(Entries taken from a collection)
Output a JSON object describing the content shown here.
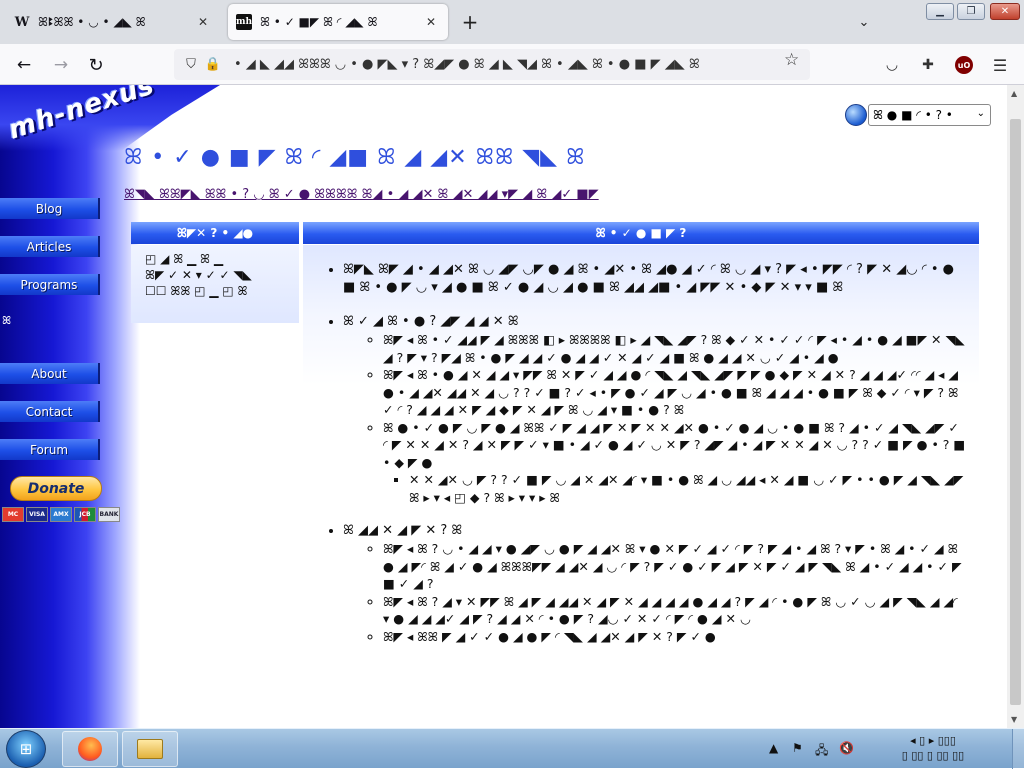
{
  "browser": {
    "tabs": [
      {
        "favicon": "W",
        "title": "ꕤꔪꕤꕤ • ◡ • ◢◣ ꕤ",
        "active": false
      },
      {
        "favicon": "mh",
        "title": "ꕤ • ✓ ■◤ ꕤ ◜ ◢◣ ꕤ",
        "active": true
      }
    ],
    "new_tab": "+",
    "tab_list": "⌄",
    "url": "• ◢ ◣ ◢◢ ꕤꕤꕤ ◡ • ● ◤◣ ▾ ? ꕤ◢◤ ● ꕤ ◢ ◣ ◥◢ ꕤ • ◢◣ ꕤ • ● ■ ◤ ◢◣ ꕤ"
  },
  "site": {
    "logo": "mh-nexus",
    "nav_top": [
      "Blog",
      "Articles",
      "Programs"
    ],
    "nav_bottom": [
      "About",
      "Contact",
      "Forum"
    ],
    "side_glyph": "ꕤ",
    "donate": "Donate",
    "cards": [
      "MC",
      "VISA",
      "AMX",
      "JCB",
      "BANK"
    ],
    "language": "ꕤ ● ■ ◜ • ? •",
    "title": "ꕤ • ✓ ● ■ ◤ ꕤ ◜ ◢■ ꕤ ◢ ◢✕ ꕤꕤ ◥◣ ꕤ",
    "subtitle": "ꕤ◥◣ ꕤꕤ◤◣ ꕤꕤ • ? ◡ ꕤ ✓ ● ꕤꕤꕤꕤ ꕤ◢ • ◢ ◢✕ ꕤ ◢✕ ◢◢ ▾◤ ◢ ꕤ ◢✓ ■◤"
  },
  "table": {
    "left_header": "ꕤ◤✕ ? • ◢●",
    "right_header": "ꕤ • ✓ ● ■ ◤ ?",
    "left_items": [
      "◰ ◢ ꕤ ▁ ꕤ ▁",
      "ꕤ◤ ✓ ✕ ▾ ✓ ✓ ◥◣",
      "☐☐ ꕤꕤ ◰ ▁ ◰ ꕤ"
    ],
    "sections": [
      {
        "text": "ꕤ◤◣ ꕤ◤ ◢ • ◢ ◢✕ ꕤ ◡ ◢◤ ◡◤ ● ◢ ꕤ • ◢✕ • ꕤ ◢● ◢ ✓ ◜ ꕤ ◡ ◢ ▾ ? ◤ ◂ • ◤◤ ◜ ? ◤ ✕ ◢◡ ◜ • ● ■ ꕤ • ● ◤ ◡ ▾ ◢ ● ■ ꕤ ✓ ● ◢ ◡ ◢ ● ■ ꕤ ◢◢ ◢■ • ◢ ◤◤ ✕ • ◆ ◤ ✕ ▾ ▾ ■ ꕤ",
        "subs": []
      },
      {
        "text": "ꕤ ✓ ◢ ꕤ • ● ? ◢◤ ◢ ◢ ✕ ꕤ",
        "subs": [
          {
            "text": "ꕤ◤ ◂ ꕤ • ✓ ◢◢ ◤ ◢ ꕤꕤꕤ ◧ ▸ ꕤꕤꕤꕤ ◧ ▸ ◢ ◥◣ ◢◤ ? ꕤ ◆ ✓ ✕ • ✓ ✓ ◜ ◤ ◂ • ◢ • ● ◢ ■◤ ✕ ◥◣ ◢ ? ◤ ▾ ? ◤◢ ꕤ • ● ◤ ◢ ◢ ✓ ● ◢ ◢ ✓ ✕ ◢ ✓ ◢ ■ ꕤ ● ◢ ◢ ✕ ◡ ✓ ◢ • ◢ ●",
            "subs": []
          },
          {
            "text": "ꕤ◤ ◂ ꕤ • ● ◢ ✕ ◢ ◢ ▾ ◤◤ ꕤ ✕ ◤ ✓ ◢ ◢ ● ◜ ◥◣ ◢ ◥◣ ◢◤ ◤ ◤ ● ◆ ◤ ✕ ◢ ✕ ? ◢ ◢ ◢✓ ◜◜ ◢ ◂ ◢ ● • ◢ ◢✕ ◢◢ ✕ ◢ ◡ ? ? ✓ ■ ? ✓ ◂ • ◤ ● ✓ ◢ ◤ ◡ ◢ • ● ■ ꕤ ◢ ◢ ◢ • ● ■ ◤ ꕤ ◆ ✓ ◜ ▾ ◤ ? ꕤ ✓ ◜ ? ◢ ◢ ◢ ✕ ◤ ◢ ◆ ◤ ✕ ◢ ◤ ꕤ ◡ ◢ ▾ ■ • ● ? ꕤ",
            "subs": []
          },
          {
            "text": "ꕤ ● • ✓ ● ◤ ◡ ◤ ● ◢ ꕤꕤ ✓ ◤ ◢ ◢ ◤ ✕ ◤ ✕ ✕ ◢✕ ● • ✓ ● ◢ ◡ • ● ■ ꕤ ? ◢ • ✓ ◢ ◥◣ ◢◤ ✓ ◜ ◤ ✕ ✕ ◢ ✕ ? ◢ ✕ ◤ ◤ ✓ ▾ ■ • ◢ ✓ ● ◢ ✓ ◡ ✕ ◤ ? ◢◤ ◢ • ◢ ◤ ✕ ✕ ◢ ✕ ◡ ? ? ✓ ■ ◤ ● • ? ■ • ◆ ◤ ●",
            "subs": [
              "✕ ✕ ◢✕ ◡ ◤ ? ? ✓ ■ ◤ ◡ ◢ ✕ ◢✕ ◢◜ ▾ ■ • ● ꕤ ◢ ◡ ◢◢ ◂ ✕ ◢ ■ ◡ ✓ ◤ • • ● ◤ ◢ ◥◣ ◢◤ ꕤ ▸ ▾ ◂ ◰ ◆ ? ꕤ ▸ ▾ ▾ ▸ ꕤ"
            ]
          }
        ]
      },
      {
        "text": "ꕤ ◢◢ ✕ ◢ ◤ ✕ ? ꕤ",
        "subs": [
          {
            "text": "ꕤ◤ ◂ ꕤ ? ◡ • ◢ ◢ ▾ ● ◢◤ ◡ ● ◤ ◢ ◢✕ ꕤ ▾ ● ✕ ◤ ✓ ◢ ✓ ◜ ◤ ? ◤ ◢ • ◢ ꕤ ? ▾ ◤ • ꕤ ◢ • ✓ ◢ ꕤ ● ◢ ◤◜ ꕤ ◢ ✓ ● ◢ ꕤꕤꕤ◤◤ ◢ ◢✕ ◢ ◡ ◜ ◤ ? ◤ ✓ ● ✓ ◤ ◢ ◤ ✕ ◤ ✓ ◢ ◤ ◥◣ ꕤ ◢ • ✓ ◢ ◢ • ✓ ◤ ■ ✓ ◢ ?",
            "subs": []
          },
          {
            "text": "ꕤ◤ ◂ ꕤ ? ◢ ▾ ✕ ◤◤ ꕤ ◢ ◤ ◢ ◢◢ ✕ ◢ ◤ ✕ ◢ ◢ ◢ ◢ ● ◢ ◢ ? ◤ ◢ ◜ • ● ◤ ꕤ ◡ ✓ ◡ ◢ ◤ ◥◣ ◢ ◢◜ ▾ ● ◢ ◢ ◢✓ ◢ ◤ ? ◢ ◢ ✕ ◜ • ● ◤ ? ◢◡ ✓ ✕ ✓ ◜ ◤ ◜ ● ◢ ✕ ◡",
            "subs": []
          },
          {
            "text": "ꕤ◤ ◂ ꕤꕤ ◤ ◢ ✓ ✓ ● ◢ ● ◤ ◜ ◥◣ ◢ ◢✕ ◢ ◤ ✕ ? ◤ ✓ ●",
            "subs": []
          }
        ]
      }
    ]
  },
  "taskbar": {
    "start": "⊞",
    "tray_arrow": "▲",
    "tray_flag": "⚑",
    "tray_network": "🖧",
    "tray_volume": "🔇",
    "clock_line1": "◂ ▯ ▸ ▯▯▯",
    "clock_line2": "▯ ▯▯ ▯ ▯▯ ▯▯"
  }
}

_Directive_. Identify the lines in the records above that contain the word "ꕤꕤꕤꕤ", then state how many there are and nothing more.

_Expected answer_. 2